----- AUSGANGSTEXT -----
Wien – Hat "Österreich" mit dem Vater eines IS-Terroristen jenes Interview auch geführt, das die Zeitung veröffentlichte? "Österreich" und "Kurier" klagten einander zu der Frage – und bekamen, grob gesprochen, vom Oberlandesgericht Wien jeweils einmal Recht. Zuletzt der "Kurier".

"Österreich" klagte den "Kurier" vor dem Handelsgericht Wien, weil der behauptete, "Österreich" habe ein Interview mit dem Vater des IS-Terroristen erfunden. "Österreich" bekam Recht, weil einer seiner Redakteure tatsächlich mit dem Vater und dem Bruder gesprochen habe. Das Oberlandesgericht Wien bestätigte im Frühjahr 2016 wesentliche Teile der Entscheidung – mehr dazu hier.

In diesem Zivilprozess ist dem "Kurier" nach Ansicht des Oberlandesgerichts "der Wahrheitsbeweis nicht gelungen, "weil ein Telefonat stattfand, und die als Interview bezeichneten Artikel sinngemäß, aber nicht wortwörtlich die im Telefonat gestellten Fragen und gegebenen Antworten wiedergaben." Soweit der Zivilprozess.
-----
ARBEITSAUFTRÄGE:
(A) Übertragen Sie diesen Satz aus dem Ausgangstext ins Englische: »"Österreich" bekam Recht, weil einer seiner Redakteure tatsächlich mit dem Vater und dem Bruder gesprochen habe.«
(B) Ändern Sie im Ausgangstext alles von „In diesem Zivilprozess“ bis hinunter zu „Soweit der Zivilprozess.“ so ab, dass „Telefonat“ jeweils durch „Gespräch“ ersetzt ist.
Stützen Sie sich dabei nur auf den Ausgangstext.
----- DATENSATZINHALT -----
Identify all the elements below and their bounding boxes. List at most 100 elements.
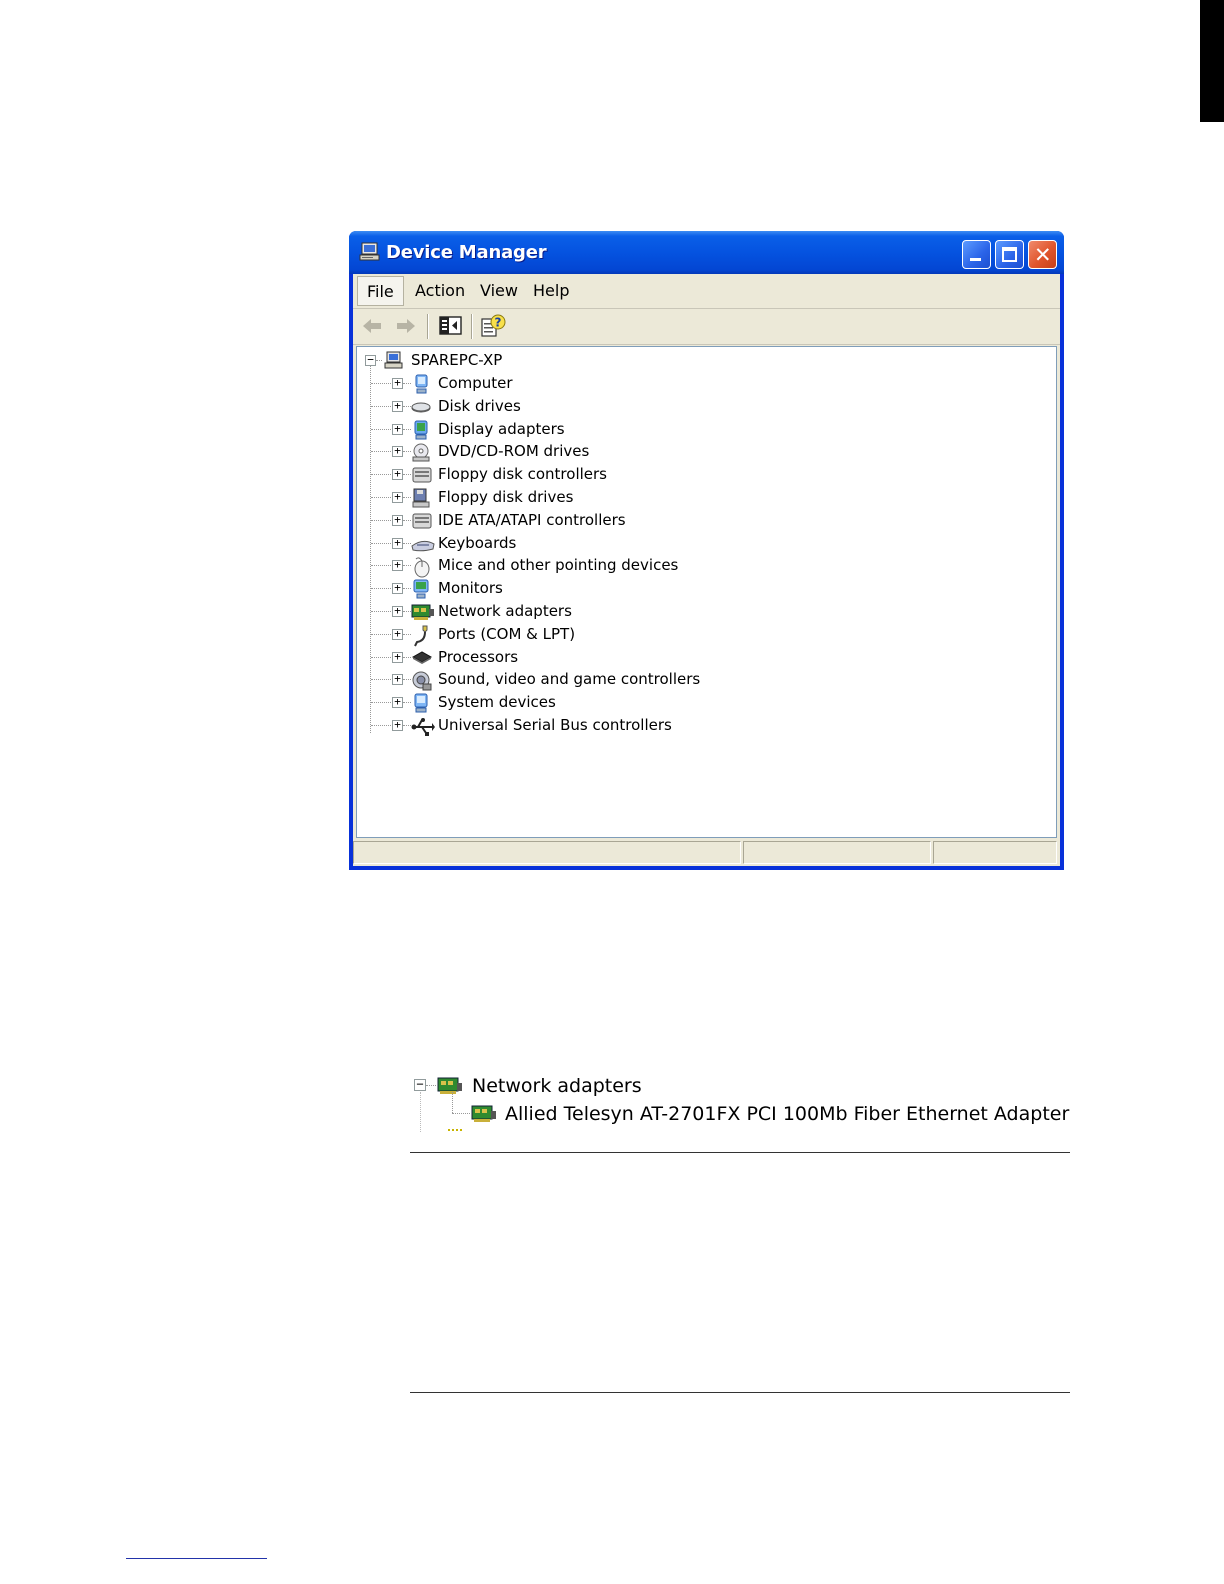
tree-connector — [403, 725, 411, 726]
toolbar: ? — [353, 309, 1060, 345]
expand-icon[interactable]: + — [392, 559, 403, 572]
computer-monitor-icon — [411, 374, 435, 394]
expand-icon[interactable]: + — [392, 377, 403, 389]
tree-connector — [371, 497, 391, 498]
collapse-icon[interactable]: − — [414, 1078, 426, 1091]
title-bar[interactable]: Device Manager ✕ — [349, 231, 1064, 274]
tree-node-label: System devices — [438, 693, 556, 712]
window-client-area: File Action View Help ? − SPAREPC-XP + C… — [353, 274, 1060, 866]
tree-node[interactable]: + Network adapters — [357, 600, 1047, 623]
device-tree[interactable]: − SPAREPC-XP + Computer + Disk drives + Displ… — [356, 346, 1057, 838]
tree-node-label: Display adapters — [438, 419, 565, 438]
expand-icon[interactable]: + — [392, 400, 403, 412]
tree-connector — [371, 451, 391, 453]
keyboard-icon — [411, 534, 435, 554]
menu-help[interactable]: Help — [524, 276, 578, 306]
tree-connector — [403, 405, 411, 407]
menu-view[interactable]: View — [471, 276, 527, 306]
expand-icon[interactable]: + — [392, 673, 403, 686]
tree-connector — [371, 519, 391, 521]
menu-action[interactable]: Action — [406, 276, 474, 306]
show-hide-console-tree-icon[interactable] — [437, 313, 465, 339]
close-icon: ✕ — [1034, 243, 1052, 267]
tree-connector — [403, 611, 411, 612]
tree-root[interactable]: − SPAREPC-XP — [357, 349, 1047, 372]
tree-node[interactable]: + Computer — [357, 372, 1047, 395]
tree-connector — [403, 565, 411, 567]
minimize-button[interactable] — [962, 240, 991, 269]
collapse-icon[interactable]: − — [365, 354, 376, 366]
usb-icon — [411, 716, 435, 736]
tree-node-label: Floppy disk drives — [438, 488, 574, 506]
tree-connector — [371, 542, 391, 544]
properties-help-icon[interactable]: ? — [479, 313, 507, 339]
toolbar-separator — [471, 314, 473, 339]
network-adapter-icon — [411, 602, 435, 622]
back-arrow-icon[interactable] — [359, 313, 387, 339]
tree-node[interactable]: + Universal Serial Bus controllers — [357, 714, 1047, 737]
tree-node[interactable]: + System devices — [357, 691, 1047, 714]
expand-icon[interactable]: + — [392, 445, 403, 458]
tree-node[interactable]: + IDE ATA/ATAPI controllers — [357, 509, 1047, 532]
tree-node[interactable]: + Display adapters — [357, 418, 1047, 441]
tree-node[interactable]: + Monitors — [357, 577, 1047, 600]
tree-node[interactable]: + Processors — [357, 646, 1047, 669]
expand-icon[interactable]: + — [392, 651, 403, 663]
tree-node[interactable]: + Sound, video and game controllers — [357, 668, 1047, 691]
expand-icon[interactable]: + — [392, 628, 403, 640]
tree-node-label: Universal Serial Bus controllers — [438, 716, 672, 734]
tree-node[interactable]: + Disk drives — [357, 395, 1047, 418]
close-button[interactable]: ✕ — [1028, 240, 1057, 269]
maximize-icon — [1002, 247, 1017, 262]
expand-icon[interactable]: + — [392, 491, 403, 503]
tree-node[interactable]: + Keyboards — [357, 532, 1047, 555]
tree-node-label: DVD/CD-ROM drives — [438, 442, 590, 461]
tree-connector — [452, 1092, 453, 1113]
tree-connector — [426, 1085, 436, 1086]
horizontal-rule — [410, 1392, 1070, 1393]
tree-connector — [403, 633, 411, 635]
menu-file[interactable]: File — [357, 276, 404, 306]
mouse-icon — [411, 556, 435, 578]
processor-icon — [411, 648, 435, 668]
tree-node-label: Network adapters — [438, 602, 572, 620]
expand-icon[interactable]: + — [392, 719, 403, 731]
expand-icon[interactable]: + — [392, 514, 403, 526]
tree-node[interactable]: + Floppy disk drives — [357, 486, 1047, 509]
snippet-parent-label: Network adapters — [472, 1075, 642, 1097]
forward-arrow-icon[interactable] — [391, 313, 419, 339]
tree-node[interactable]: + Mice and other pointing devices — [357, 554, 1047, 578]
device-manager-window: Device Manager ✕ File Action View Help ?… — [349, 231, 1064, 870]
expand-icon[interactable]: + — [392, 696, 403, 709]
tree-node[interactable]: + DVD/CD-ROM drives — [357, 440, 1047, 463]
tree-connector — [371, 383, 391, 384]
expand-icon[interactable]: + — [392, 582, 403, 595]
tree-node-label: Monitors — [438, 579, 503, 598]
network-adapter-icon — [471, 1103, 497, 1125]
snippet-child-label: Allied Telesyn AT-2701FX PCI 100Mb Fiber… — [505, 1103, 1070, 1125]
status-cell — [933, 841, 1057, 864]
sound-icon — [411, 670, 435, 691]
cd-rom-icon — [411, 442, 435, 462]
footer-link-underline[interactable] — [126, 1558, 267, 1559]
network-adapter-icon — [437, 1075, 463, 1097]
tree-node-label: Keyboards — [438, 533, 517, 552]
network-adapters-snippet: − Network adapters Allied Telesyn AT-270… — [410, 1072, 1070, 1142]
tree-connector — [371, 611, 391, 612]
tree-connector — [403, 519, 411, 521]
tree-connector — [371, 679, 391, 681]
expand-icon[interactable]: + — [392, 423, 403, 435]
disk-drive-icon — [411, 397, 435, 417]
expand-icon[interactable]: + — [392, 468, 403, 481]
page-edge-tab — [1200, 0, 1224, 122]
expand-icon[interactable]: + — [392, 605, 403, 617]
tree-node[interactable]: + Floppy disk controllers — [357, 463, 1047, 486]
maximize-button[interactable] — [995, 240, 1024, 269]
expand-icon[interactable]: + — [392, 537, 403, 549]
floppy-drive-icon — [411, 488, 435, 508]
svg-text:?: ? — [495, 316, 502, 330]
tree-node-label: Processors — [438, 647, 519, 666]
tree-node[interactable]: + Ports (COM & LPT) — [357, 623, 1047, 647]
system-devices-icon — [411, 693, 435, 713]
minimize-icon — [970, 258, 981, 261]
-----
LÖSUNGEN JE AUFGABE:
(A) "Österreich" prevailed because one of its editors had actually spoken with the father and the brother.

(B)
In diesem Zivilprozess ist dem "Kurier" nach Ansicht des Oberlandesgerichts "der Wahrheitsbeweis nicht gelungen, "weil ein Gespräch stattfand, und die als Interview bezeichneten Artikel sinngemäß, aber nicht wortwörtlich die im Gespräch gestellten Fragen und gegebenen Antworten wiedergaben." Soweit der Zivilprozess.